Data entries:

========

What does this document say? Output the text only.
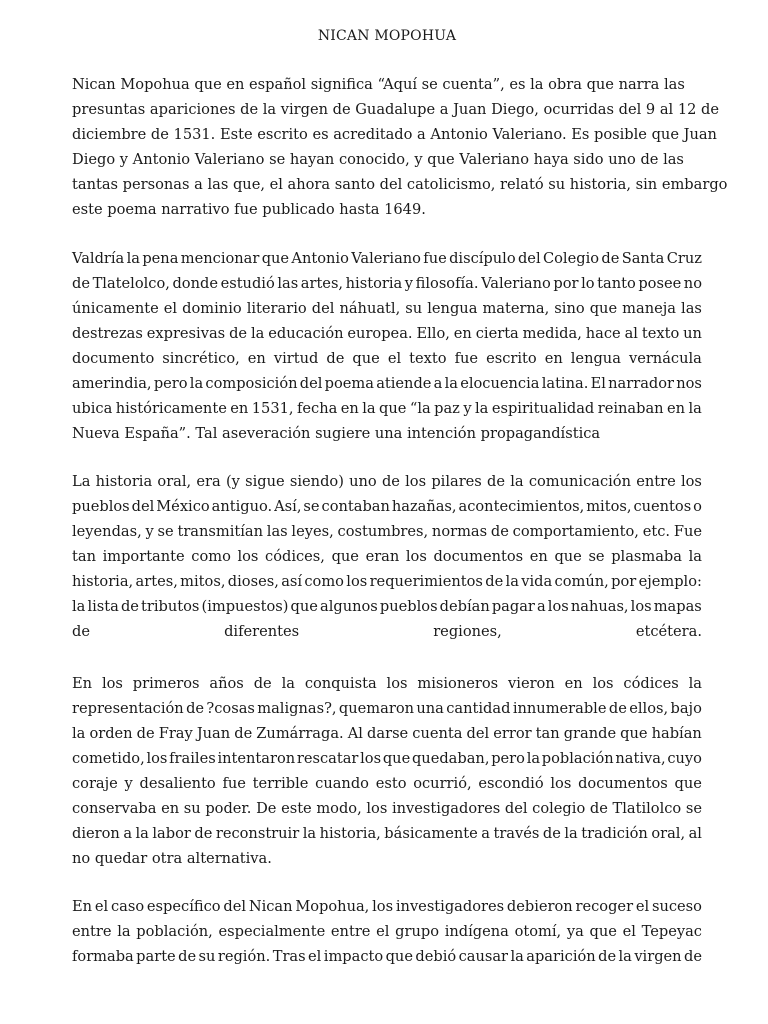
NICAN MOPOHUA
Nican Mopohua que en español significa “Aquí se cuenta”, es la obra que narra las
presuntas apariciones de la virgen de Guadalupe a Juan Diego, ocurridas del 9 al 12 de
diciembre de 1531. Este escrito es acreditado a Antonio Valeriano. Es posible que Juan
Diego y Antonio Valeriano se hayan conocido, y que Valeriano haya sido uno de las
tantas personas a las que, el ahora santo del catolicismo, relató su historia, sin embargo
este poema narrativo fue publicado hasta 1649.
Valdría la pena mencionar que Antonio Valeriano fue discípulo del Colegio de Santa Cruz
de Tlatelolco, donde estudió las artes, historia y filosofía. Valeriano por lo tanto posee no
únicamente el dominio literario del náhuatl, su lengua materna, sino que maneja las
destrezas expresivas de la educación europea. Ello, en cierta medida, hace al texto un
documento sincrético, en virtud de que el texto fue escrito en lengua vernácula
amerindia, pero la composición del poema atiende a la elocuencia latina. El narrador nos
ubica históricamente en 1531, fecha en la que “la paz y la espiritualidad reinaban en la
Nueva España”. Tal aseveración sugiere una intención propagandística
La historia oral, era (y sigue siendo) uno de los pilares de la comunicación entre los
pueblos del México antiguo. Así, se contaban hazañas, acontecimientos, mitos, cuentos o
leyendas, y se transmitían las leyes, costumbres, normas de comportamiento, etc. Fue
tan importante como los códices, que eran los documentos en que se plasmaba la
historia, artes, mitos, dioses, así como los requerimientos de la vida común, por ejemplo:
la lista de tributos (impuestos) que algunos pueblos debían pagar a los nahuas, los mapas
de	diferentes	regiones,	etcétera.
En los primeros años de la conquista los misioneros vieron en los códices la
representación de ?cosas malignas?, quemaron una cantidad innumerable de ellos, bajo
la orden de Fray Juan de Zumárraga. Al darse cuenta del error tan grande que habían
cometido, los frailes intentaron rescatar los que quedaban, pero la población nativa, cuyo
coraje y desaliento fue terrible cuando esto ocurrió, escondió los documentos que
conservaba en su poder. De este modo, los investigadores del colegio de Tlatilolco se
dieron a la labor de reconstruir la historia, básicamente a través de la tradición oral, al
no quedar otra alternativa.
En el caso específico del Nican Mopohua, los investigadores debieron recoger el suceso
entre la población, especialmente entre el grupo indígena otomí, ya que el Tepeyac
formaba parte de su región. Tras el impacto que debió causar la aparición de la virgen de
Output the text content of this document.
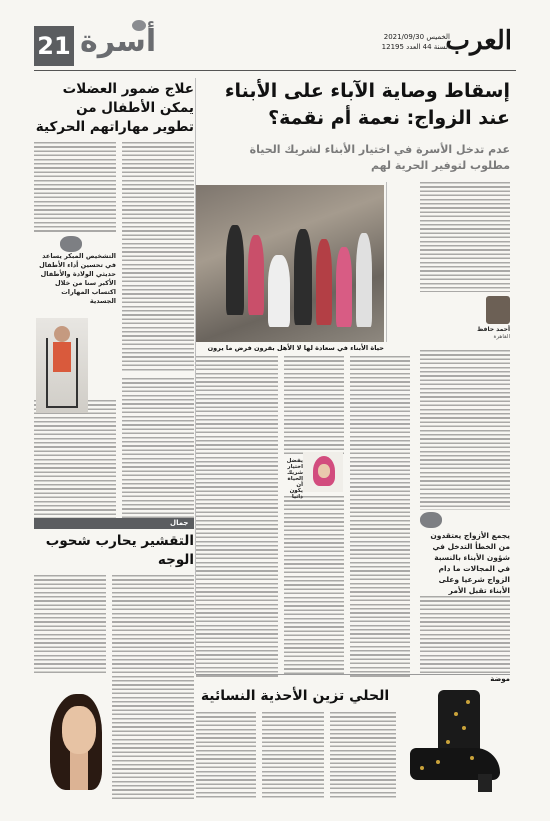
21 أسرة	العرب
الخميس 2021/09/30
السنة 44 العدد 12195
إسقاط وصاية الآباء على الأبناء عند الزواج: نعمة أم نقمة؟
عدم تدخل الأسرة في اختيار الأبناء لشريك الحياة مطلوب لتوفير الحرية لهم
أحمد حافظ
القاهرة
حياة الأبناء في سعادة لها لا الأهل بقرون فرض ما يرون
يفضل اختيار شريك الحياة أن يكون ذاتيا
يجمع الأزواج يعتقدون من الخطأ التدخل في شؤون الأبناء بالنسبة في المجالات ما دام الزواج شرعيا وعلى الأبناء تقبل الأمر
علاج ضمور العضلات يمكن الأطفال من تطوير مهاراتهم الحركية
التشخيص المبكر يساعد في تحسين أداء الأطفال حديثي الولادة والأطفال الأكبر سنا من خلال اكتساب المهارات الجسدية
جمال
التقشير يحارب شحوب الوجه
موضة
الحلي تزين الأحذية النسائية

========

▶ _WHAT YOU NEED TO DO_
Restate the whole listing above exactly, please, omitting every image.

▶ _EXERCISE OUTPUT_
What does this document say? Output the text only.
NICAN MOPOHUA
Nican Mopohua que en español significa “Aquí se cuenta”, es la obra que narra las
presuntas apariciones de la virgen de Guadalupe a Juan Diego, ocurridas del 9 al 12 de
diciembre de 1531. Este escrito es acreditado a Antonio Valeriano. Es posible que Juan
Diego y Antonio Valeriano se hayan conocido, y que Valeriano haya sido uno de las
tantas personas a las que, el ahora santo del catolicismo, relató su historia, sin embargo
este poema narrativo fue publicado hasta 1649.
Valdría la pena mencionar que Antonio Valeriano fue discípulo del Colegio de Santa Cruz
de Tlatelolco, donde estudió las artes, historia y filosofía. Valeriano por lo tanto posee no
únicamente el dominio literario del náhuatl, su lengua materna, sino que maneja las
destrezas expresivas de la educación europea. Ello, en cierta medida, hace al texto un
documento sincrético, en virtud de que el texto fue escrito en lengua vernácula
amerindia, pero la composición del poema atiende a la elocuencia latina. El narrador nos
ubica históricamente en 1531, fecha en la que “la paz y la espiritualidad reinaban en la
Nueva España”. Tal aseveración sugiere una intención propagandística
La historia oral, era (y sigue siendo) uno de los pilares de la comunicación entre los
pueblos del México antiguo. Así, se contaban hazañas, acontecimientos, mitos, cuentos o
leyendas, y se transmitían las leyes, costumbres, normas de comportamiento, etc. Fue
tan importante como los códices, que eran los documentos en que se plasmaba la
historia, artes, mitos, dioses, así como los requerimientos de la vida común, por ejemplo:
la lista de tributos (impuestos) que algunos pueblos debían pagar a los nahuas, los mapas
de	diferentes	regiones,	etcétera.
En los primeros años de la conquista los misioneros vieron en los códices la
representación de ?cosas malignas?, quemaron una cantidad innumerable de ellos, bajo
la orden de Fray Juan de Zumárraga. Al darse cuenta del error tan grande que habían
cometido, los frailes intentaron rescatar los que quedaban, pero la población nativa, cuyo
coraje y desaliento fue terrible cuando esto ocurrió, escondió los documentos que
conservaba en su poder. De este modo, los investigadores del colegio de Tlatilolco se
dieron a la labor de reconstruir la historia, básicamente a través de la tradición oral, al
no quedar otra alternativa.
En el caso específico del Nican Mopohua, los investigadores debieron recoger el suceso
entre la población, especialmente entre el grupo indígena otomí, ya que el Tepeyac
formaba parte de su región. Tras el impacto que debió causar la aparición de la virgen de
Output the text content of this document.
21 أسرة	العرب
الخميس 2021/09/30
السنة 44 العدد 12195
إسقاط وصاية الآباء على الأبناء عند الزواج: نعمة أم نقمة؟
عدم تدخل الأسرة في اختيار الأبناء لشريك الحياة مطلوب لتوفير الحرية لهم
أحمد حافظ
القاهرة
حياة الأبناء في سعادة لها لا الأهل بقرون فرض ما يرون
يفضل اختيار شريك الحياة أن يكون ذاتيا
يجمع الأزواج يعتقدون من الخطأ التدخل في شؤون الأبناء بالنسبة في المجالات ما دام الزواج شرعيا وعلى الأبناء تقبل الأمر
علاج ضمور العضلات يمكن الأطفال من تطوير مهاراتهم الحركية
التشخيص المبكر يساعد في تحسين أداء الأطفال حديثي الولادة والأطفال الأكبر سنا من خلال اكتساب المهارات الجسدية
جمال
التقشير يحارب شحوب الوجه
موضة
الحلي تزين الأحذية النسائية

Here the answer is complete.